▶ Textauszug:
---
Der grösste Online-Shop der Schweiz gehackt? Von Barbie?!!!

Wer den via Facebook verbreiteten Link anklickt, wird auf eine Webseite geführt, die wie Galaxus.ch aussieht. Es ist aber galaxus-shop.ch. Dann taucht plötzlich diese «lebendige Barbie» auf ...

Die NGO sammelt online Unterschriften für eine Petition.
Die NGO sammelt online Unterschriften für eine Petition.screenshot: galaxus-shop.ch

Solidar Suisse will mit der angeblichen Hacker-Aktion mitten im Weihnachtsgeschäft auf fragwürdige Produktionsbedingungen in chinesischen Spielzeug-Fabriken hinweisen.

An Weihnachten klingelten in der Spielzeugbranche die Kassen, schreibt die NGO. Verkaufsschlager seien Barbie-Puppen des Konzerns Mattel, die zunehmend auch über Online-Shops wie Amazon und die Migros-Tochterfirma Galaxus vertrieben würden.

«Wie die Barbie-Puppen stammen mehr als die Hälfte aller Spielwaren, die in der Schweiz unter dem Christbaum liegen, aus China und werden dort oft unter menschenunwürdigen Arbeitsbedingungen hergestellt. Dies deckt ein heute veröffentlichter investigativer Bericht von China Labor Watch und Solidar Suisse auf.»
---
▶ Datenzeilen:
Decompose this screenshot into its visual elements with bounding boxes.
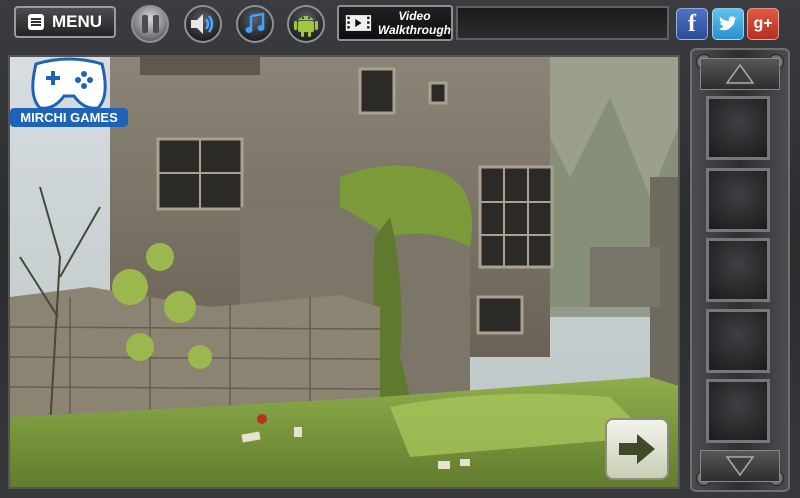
sound-button[interactable] — [184, 5, 222, 43]
facebook-icon: f — [688, 10, 696, 37]
arrow-right-icon — [619, 434, 655, 464]
logo-text: MIRCHI GAMES — [10, 108, 128, 127]
triangle-up-icon — [725, 63, 755, 84]
facebook-button[interactable]: f — [676, 8, 708, 40]
inventory-slot-3[interactable] — [706, 238, 770, 302]
menu-button[interactable]: MENU — [14, 6, 116, 38]
message-bar — [456, 6, 669, 40]
google-plus-icon: g+ — [753, 15, 773, 32]
video-walkthrough-button[interactable]: Video Walkthrough — [337, 5, 453, 41]
triangle-down-icon — [725, 456, 755, 477]
next-scene-button[interactable] — [605, 418, 669, 480]
music-note-icon — [245, 12, 265, 33]
pause-icon — [141, 15, 159, 33]
inventory-slot-2[interactable] — [706, 168, 770, 232]
inventory-slot-1[interactable] — [706, 96, 770, 160]
menu-icon — [27, 14, 44, 30]
inventory-slot-4[interactable] — [706, 309, 770, 373]
gamepad-icon — [31, 57, 107, 110]
menu-label: MENU — [51, 12, 103, 31]
music-button[interactable] — [236, 5, 274, 43]
android-app-button[interactable] — [287, 5, 325, 43]
twitter-bird-icon — [719, 16, 738, 31]
inventory-scroll-down-button[interactable] — [700, 450, 780, 482]
video-walkthrough-label: Video Walkthrough — [377, 9, 451, 37]
inventory-scroll-up-button[interactable] — [700, 58, 780, 90]
film-icon — [345, 15, 372, 31]
mirchi-games-logo: MIRCHI GAMES — [10, 56, 128, 130]
android-icon — [294, 16, 318, 37]
inventory-slot-5[interactable] — [706, 379, 770, 443]
google-plus-button[interactable]: g+ — [747, 8, 779, 40]
pause-button[interactable] — [131, 5, 169, 43]
twitter-button[interactable] — [712, 8, 744, 40]
speaker-icon — [191, 14, 214, 34]
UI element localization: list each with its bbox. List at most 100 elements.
---
▶ Aufgabe 1:
Nenne alle Firmen und Organisationen, die im Text über die angebliche Hacker-Aktion gegen Galaxus mit Namen erwähnt werden.
▶ Aufgabe 2:
Führe den Text über die angebliche Hacker-Aktion gegen Galaxus im Anschluss an seinen letzten Satz weiter.

▶ Lösung 1:
Facebook, Galaxus, Solidar Suisse, Mattel, Amazon, Migros, China Labor Watch

▶ Lösung 2:
quelle: solidar.ch

Schweizer Online-Händler begrüsst Aktion

Auf Anfrage von watson nimmt die Galaxus-Mediensprecherin Stefanie Hynek wie folgt Stellung:

«Wir begrüssen Aktionen, die sich zum Ziel setzen, Konsumentinnen und Konsumenten über allfällige Missstände aufzuklären. Die globalisierten Produktions- und Transportbedingungen sind sehr komplex und nicht einfach zu durchschauen. Wir setzen auf mündige Konsumenten, die selber für sich entscheiden können, was sie kaufen oder was nicht. Dazu müssen sie gut informiert sein. Wir sehen deshalb keinen Grund, rechtlich gegen eine solche Aktion vorzugehen.»

Und weiter:

«Der Konsument soll die Wahl haben: In unserem Spielwaren-Sortiment befinden sich viele Produkte, die besonders nachhaltig hergestellt werden.»
Stefanie Hynek, Leiterin Unternehmenskommunikation, Galaxus

Mattel hat bislang keine Stellungnahme abgegeben.

Webseite down

Am Dienstagmorgen war die Fake-Galaxus-Website vorübergehend nicht erreichbar.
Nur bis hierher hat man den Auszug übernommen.